## What to do
Return the entries below verbatim. Pictures stay out.

___

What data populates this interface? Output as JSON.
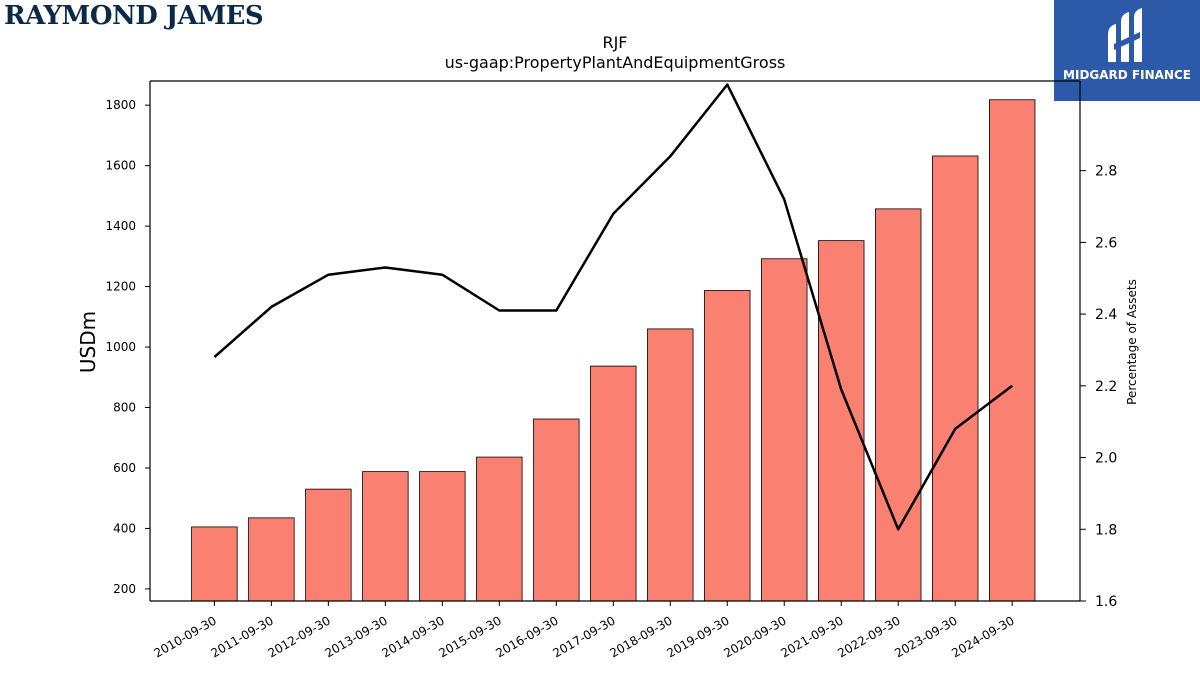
{
  "branding": {
    "left_logo_text": "RAYMOND JAMES",
    "right_logo_text": "MIDGARD FINANCE",
    "right_logo_bg": "#2c5aa8",
    "left_logo_color": "#0b2a4a"
  },
  "chart_data": {
    "type": "bar",
    "title": "RJF",
    "subtitle": "us-gaap:PropertyPlantAndEquipmentGross",
    "ylabel": "USDm",
    "y2label": "Percentage of Assets",
    "ylim": [
      160,
      1880
    ],
    "y2lim": [
      1.6,
      3.05
    ],
    "yticks": [
      200,
      400,
      600,
      800,
      1000,
      1200,
      1400,
      1600,
      1800
    ],
    "y2ticks": [
      1.6,
      1.8,
      2.0,
      2.2,
      2.4,
      2.6,
      2.8
    ],
    "y2tick_labels": [
      "1.6",
      "1.8",
      "2.0",
      "2.2",
      "2.4",
      "2.6",
      "2.8"
    ],
    "categories": [
      "2010-09-30",
      "2011-09-30",
      "2012-09-30",
      "2013-09-30",
      "2014-09-30",
      "2015-09-30",
      "2016-09-30",
      "2017-09-30",
      "2018-09-30",
      "2019-09-30",
      "2020-09-30",
      "2021-09-30",
      "2022-09-30",
      "2023-09-30",
      "2024-09-30"
    ],
    "series": [
      {
        "values": [
          405,
          435,
          530,
          588,
          588,
          636,
          762,
          937,
          1060,
          1187,
          1292,
          1352,
          1457,
          1632,
          1818
        ],
        "type": "bar",
        "axis": "left",
        "color": "#fa8072"
      },
      {
        "values": [
          2.28,
          2.42,
          2.51,
          2.53,
          2.51,
          2.41,
          2.41,
          2.68,
          2.84,
          3.04,
          2.72,
          2.19,
          1.8,
          2.08,
          2.2
        ],
        "type": "line",
        "axis": "right",
        "color": "#000000"
      }
    ],
    "grid": false
  }
}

___

## Full solution
What data populates this interface? Output as JSON.
{
  "branding": {
    "left_logo_text": "RAYMOND JAMES",
    "right_logo_text": "MIDGARD FINANCE",
    "right_logo_bg": "#2c5aa8",
    "left_logo_color": "#0b2a4a"
  },
  "chart_data": {
    "type": "bar",
    "title": "RJF",
    "subtitle": "us-gaap:PropertyPlantAndEquipmentGross",
    "ylabel": "USDm",
    "y2label": "Percentage of Assets",
    "ylim": [
      160,
      1880
    ],
    "y2lim": [
      1.6,
      3.05
    ],
    "yticks": [
      200,
      400,
      600,
      800,
      1000,
      1200,
      1400,
      1600,
      1800
    ],
    "y2ticks": [
      1.6,
      1.8,
      2.0,
      2.2,
      2.4,
      2.6,
      2.8
    ],
    "y2tick_labels": [
      "1.6",
      "1.8",
      "2.0",
      "2.2",
      "2.4",
      "2.6",
      "2.8"
    ],
    "categories": [
      "2010-09-30",
      "2011-09-30",
      "2012-09-30",
      "2013-09-30",
      "2014-09-30",
      "2015-09-30",
      "2016-09-30",
      "2017-09-30",
      "2018-09-30",
      "2019-09-30",
      "2020-09-30",
      "2021-09-30",
      "2022-09-30",
      "2023-09-30",
      "2024-09-30"
    ],
    "series": [
      {
        "values": [
          405,
          435,
          530,
          588,
          588,
          636,
          762,
          937,
          1060,
          1187,
          1292,
          1352,
          1457,
          1632,
          1818
        ],
        "type": "bar",
        "axis": "left",
        "color": "#fa8072"
      },
      {
        "values": [
          2.28,
          2.42,
          2.51,
          2.53,
          2.51,
          2.41,
          2.41,
          2.68,
          2.84,
          3.04,
          2.72,
          2.19,
          1.8,
          2.08,
          2.2
        ],
        "type": "line",
        "axis": "right",
        "color": "#000000"
      }
    ],
    "grid": false
  }
}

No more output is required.